# [The request]
The data must be written out once more, precisely as given.

# [Supplied records]
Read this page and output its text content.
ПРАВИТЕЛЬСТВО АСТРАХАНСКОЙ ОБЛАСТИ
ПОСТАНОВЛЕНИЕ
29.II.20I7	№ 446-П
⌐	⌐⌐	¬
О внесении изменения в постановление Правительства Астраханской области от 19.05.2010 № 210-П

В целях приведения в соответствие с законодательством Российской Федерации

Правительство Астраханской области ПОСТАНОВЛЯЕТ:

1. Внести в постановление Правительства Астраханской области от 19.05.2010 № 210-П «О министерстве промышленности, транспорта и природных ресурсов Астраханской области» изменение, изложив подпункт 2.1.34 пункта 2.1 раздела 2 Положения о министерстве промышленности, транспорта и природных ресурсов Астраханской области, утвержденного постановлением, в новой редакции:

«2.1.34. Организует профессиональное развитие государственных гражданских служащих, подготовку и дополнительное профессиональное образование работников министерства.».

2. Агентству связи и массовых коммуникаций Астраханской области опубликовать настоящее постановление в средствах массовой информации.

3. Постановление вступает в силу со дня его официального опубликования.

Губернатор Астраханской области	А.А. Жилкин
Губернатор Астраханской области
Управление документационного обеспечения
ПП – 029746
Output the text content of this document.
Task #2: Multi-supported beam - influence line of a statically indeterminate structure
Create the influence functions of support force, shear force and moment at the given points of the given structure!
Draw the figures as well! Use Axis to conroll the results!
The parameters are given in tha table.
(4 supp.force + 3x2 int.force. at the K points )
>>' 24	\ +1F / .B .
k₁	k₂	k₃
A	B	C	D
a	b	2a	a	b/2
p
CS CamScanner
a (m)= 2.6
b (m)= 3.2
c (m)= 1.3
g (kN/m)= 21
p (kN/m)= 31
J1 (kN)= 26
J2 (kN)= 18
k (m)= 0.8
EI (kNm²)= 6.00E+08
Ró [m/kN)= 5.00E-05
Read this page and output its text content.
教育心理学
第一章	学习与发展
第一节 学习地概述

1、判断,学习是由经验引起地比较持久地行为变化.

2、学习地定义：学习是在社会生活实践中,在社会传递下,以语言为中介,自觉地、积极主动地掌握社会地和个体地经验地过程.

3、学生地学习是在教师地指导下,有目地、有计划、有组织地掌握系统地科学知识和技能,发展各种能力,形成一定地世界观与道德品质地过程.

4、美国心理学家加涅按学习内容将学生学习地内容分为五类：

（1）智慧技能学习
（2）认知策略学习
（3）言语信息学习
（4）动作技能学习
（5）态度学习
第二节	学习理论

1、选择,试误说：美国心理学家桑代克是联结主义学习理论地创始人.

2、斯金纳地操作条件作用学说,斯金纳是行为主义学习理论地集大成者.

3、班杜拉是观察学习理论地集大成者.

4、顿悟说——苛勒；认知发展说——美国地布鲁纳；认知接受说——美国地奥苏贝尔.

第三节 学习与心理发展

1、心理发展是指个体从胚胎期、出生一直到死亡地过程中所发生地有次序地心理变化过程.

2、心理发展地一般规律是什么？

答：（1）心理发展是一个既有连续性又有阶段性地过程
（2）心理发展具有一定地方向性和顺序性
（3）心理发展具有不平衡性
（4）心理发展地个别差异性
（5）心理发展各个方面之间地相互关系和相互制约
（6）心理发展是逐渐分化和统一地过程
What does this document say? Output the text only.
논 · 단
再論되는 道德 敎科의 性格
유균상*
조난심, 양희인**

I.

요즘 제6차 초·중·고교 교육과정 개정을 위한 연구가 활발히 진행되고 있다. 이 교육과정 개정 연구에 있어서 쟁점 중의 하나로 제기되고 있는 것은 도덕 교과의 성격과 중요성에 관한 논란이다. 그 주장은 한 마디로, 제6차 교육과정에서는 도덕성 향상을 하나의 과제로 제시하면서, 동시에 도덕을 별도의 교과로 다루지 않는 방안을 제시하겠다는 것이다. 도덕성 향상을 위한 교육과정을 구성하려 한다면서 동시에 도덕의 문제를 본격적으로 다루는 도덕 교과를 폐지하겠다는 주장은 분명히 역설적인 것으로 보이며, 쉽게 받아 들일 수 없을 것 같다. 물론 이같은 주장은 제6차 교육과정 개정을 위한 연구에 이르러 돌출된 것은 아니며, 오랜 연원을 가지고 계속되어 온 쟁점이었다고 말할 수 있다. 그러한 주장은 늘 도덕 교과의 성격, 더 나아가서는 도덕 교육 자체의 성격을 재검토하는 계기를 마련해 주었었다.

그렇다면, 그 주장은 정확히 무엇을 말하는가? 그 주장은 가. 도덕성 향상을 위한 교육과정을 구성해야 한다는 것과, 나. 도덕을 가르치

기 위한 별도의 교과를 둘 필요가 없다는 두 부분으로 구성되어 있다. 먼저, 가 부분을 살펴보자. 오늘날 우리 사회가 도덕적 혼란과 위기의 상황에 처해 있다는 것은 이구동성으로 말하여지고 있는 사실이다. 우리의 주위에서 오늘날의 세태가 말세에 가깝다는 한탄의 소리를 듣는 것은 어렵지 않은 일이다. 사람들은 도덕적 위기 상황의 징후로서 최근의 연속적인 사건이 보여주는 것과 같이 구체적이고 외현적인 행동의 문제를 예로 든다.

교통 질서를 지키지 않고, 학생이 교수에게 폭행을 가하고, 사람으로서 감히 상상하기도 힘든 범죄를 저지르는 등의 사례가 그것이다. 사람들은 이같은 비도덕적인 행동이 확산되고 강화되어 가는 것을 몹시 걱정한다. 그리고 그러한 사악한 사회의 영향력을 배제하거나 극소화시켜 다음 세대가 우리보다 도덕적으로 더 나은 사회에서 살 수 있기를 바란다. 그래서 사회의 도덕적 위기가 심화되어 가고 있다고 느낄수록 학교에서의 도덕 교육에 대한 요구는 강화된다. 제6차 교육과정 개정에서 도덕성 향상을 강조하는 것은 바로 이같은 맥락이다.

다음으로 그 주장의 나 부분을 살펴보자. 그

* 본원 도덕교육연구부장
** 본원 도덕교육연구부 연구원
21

# [Task response]
Read this page and output its text content.
ПРАВИТЕЛЬСТВО АСТРАХАНСКОЙ ОБЛАСТИ
ПОСТАНОВЛЕНИЕ
29.II.20I7	№ 446-П
⌐	⌐⌐	¬
О внесении изменения в постановление Правительства Астраханской области от 19.05.2010 № 210-П

В целях приведения в соответствие с законодательством Российской Федерации

Правительство Астраханской области ПОСТАНОВЛЯЕТ:

1. Внести в постановление Правительства Астраханской области от 19.05.2010 № 210-П «О министерстве промышленности, транспорта и природных ресурсов Астраханской области» изменение, изложив подпункт 2.1.34 пункта 2.1 раздела 2 Положения о министерстве промышленности, транспорта и природных ресурсов Астраханской области, утвержденного постановлением, в новой редакции:

«2.1.34. Организует профессиональное развитие государственных гражданских служащих, подготовку и дополнительное профессиональное образование работников министерства.».

2. Агентству связи и массовых коммуникаций Астраханской области опубликовать настоящее постановление в средствах массовой информации.

3. Постановление вступает в силу со дня его официального опубликования.

Губернатор Астраханской области	А.А. Жилкин
Губернатор Астраханской области
Управление документационного обеспечения
ПП – 029746
Output the text content of this document.
Task #2: Multi-supported beam - influence line of a statically indeterminate structure
Create the influence functions of support force, shear force and moment at the given points of the given structure!
Draw the figures as well! Use Axis to conroll the results!
The parameters are given in tha table.
(4 supp.force + 3x2 int.force. at the K points )
>>' 24	\ +1F / .B .
k₁	k₂	k₃
A	B	C	D
a	b	2a	a	b/2
p
CS CamScanner
a (m)= 2.6
b (m)= 3.2
c (m)= 1.3
g (kN/m)= 21
p (kN/m)= 31
J1 (kN)= 26
J2 (kN)= 18
k (m)= 0.8
EI (kNm²)= 6.00E+08
Ró [m/kN)= 5.00E-05
Read this page and output its text content.
教育心理学
第一章	学习与发展
第一节 学习地概述

1、判断,学习是由经验引起地比较持久地行为变化.

2、学习地定义：学习是在社会生活实践中,在社会传递下,以语言为中介,自觉地、积极主动地掌握社会地和个体地经验地过程.

3、学生地学习是在教师地指导下,有目地、有计划、有组织地掌握系统地科学知识和技能,发展各种能力,形成一定地世界观与道德品质地过程.

4、美国心理学家加涅按学习内容将学生学习地内容分为五类：

（1）智慧技能学习
（2）认知策略学习
（3）言语信息学习
（4）动作技能学习
（5）态度学习
第二节	学习理论

1、选择,试误说：美国心理学家桑代克是联结主义学习理论地创始人.

2、斯金纳地操作条件作用学说,斯金纳是行为主义学习理论地集大成者.

3、班杜拉是观察学习理论地集大成者.

4、顿悟说——苛勒；认知发展说——美国地布鲁纳；认知接受说——美国地奥苏贝尔.

第三节 学习与心理发展

1、心理发展是指个体从胚胎期、出生一直到死亡地过程中所发生地有次序地心理变化过程.

2、心理发展地一般规律是什么？

答：（1）心理发展是一个既有连续性又有阶段性地过程
（2）心理发展具有一定地方向性和顺序性
（3）心理发展具有不平衡性
（4）心理发展地个别差异性
（5）心理发展各个方面之间地相互关系和相互制约
（6）心理发展是逐渐分化和统一地过程
What does this document say? Output the text only.
논 · 단
再論되는 道德 敎科의 性格
유균상*
조난심, 양희인**

I.

요즘 제6차 초·중·고교 교육과정 개정을 위한 연구가 활발히 진행되고 있다. 이 교육과정 개정 연구에 있어서 쟁점 중의 하나로 제기되고 있는 것은 도덕 교과의 성격과 중요성에 관한 논란이다. 그 주장은 한 마디로, 제6차 교육과정에서는 도덕성 향상을 하나의 과제로 제시하면서, 동시에 도덕을 별도의 교과로 다루지 않는 방안을 제시하겠다는 것이다. 도덕성 향상을 위한 교육과정을 구성하려 한다면서 동시에 도덕의 문제를 본격적으로 다루는 도덕 교과를 폐지하겠다는 주장은 분명히 역설적인 것으로 보이며, 쉽게 받아 들일 수 없을 것 같다. 물론 이같은 주장은 제6차 교육과정 개정을 위한 연구에 이르러 돌출된 것은 아니며, 오랜 연원을 가지고 계속되어 온 쟁점이었다고 말할 수 있다. 그러한 주장은 늘 도덕 교과의 성격, 더 나아가서는 도덕 교육 자체의 성격을 재검토하는 계기를 마련해 주었었다.

그렇다면, 그 주장은 정확히 무엇을 말하는가? 그 주장은 가. 도덕성 향상을 위한 교육과정을 구성해야 한다는 것과, 나. 도덕을 가르치

기 위한 별도의 교과를 둘 필요가 없다는 두 부분으로 구성되어 있다. 먼저, 가 부분을 살펴보자. 오늘날 우리 사회가 도덕적 혼란과 위기의 상황에 처해 있다는 것은 이구동성으로 말하여지고 있는 사실이다. 우리의 주위에서 오늘날의 세태가 말세에 가깝다는 한탄의 소리를 듣는 것은 어렵지 않은 일이다. 사람들은 도덕적 위기 상황의 징후로서 최근의 연속적인 사건이 보여주는 것과 같이 구체적이고 외현적인 행동의 문제를 예로 든다.

교통 질서를 지키지 않고, 학생이 교수에게 폭행을 가하고, 사람으로서 감히 상상하기도 힘든 범죄를 저지르는 등의 사례가 그것이다. 사람들은 이같은 비도덕적인 행동이 확산되고 강화되어 가는 것을 몹시 걱정한다. 그리고 그러한 사악한 사회의 영향력을 배제하거나 극소화시켜 다음 세대가 우리보다 도덕적으로 더 나은 사회에서 살 수 있기를 바란다. 그래서 사회의 도덕적 위기가 심화되어 가고 있다고 느낄수록 학교에서의 도덕 교육에 대한 요구는 강화된다. 제6차 교육과정 개정에서 도덕성 향상을 강조하는 것은 바로 이같은 맥락이다.

다음으로 그 주장의 나 부분을 살펴보자. 그

* 본원 도덕교육연구부장
** 본원 도덕교육연구부 연구원
21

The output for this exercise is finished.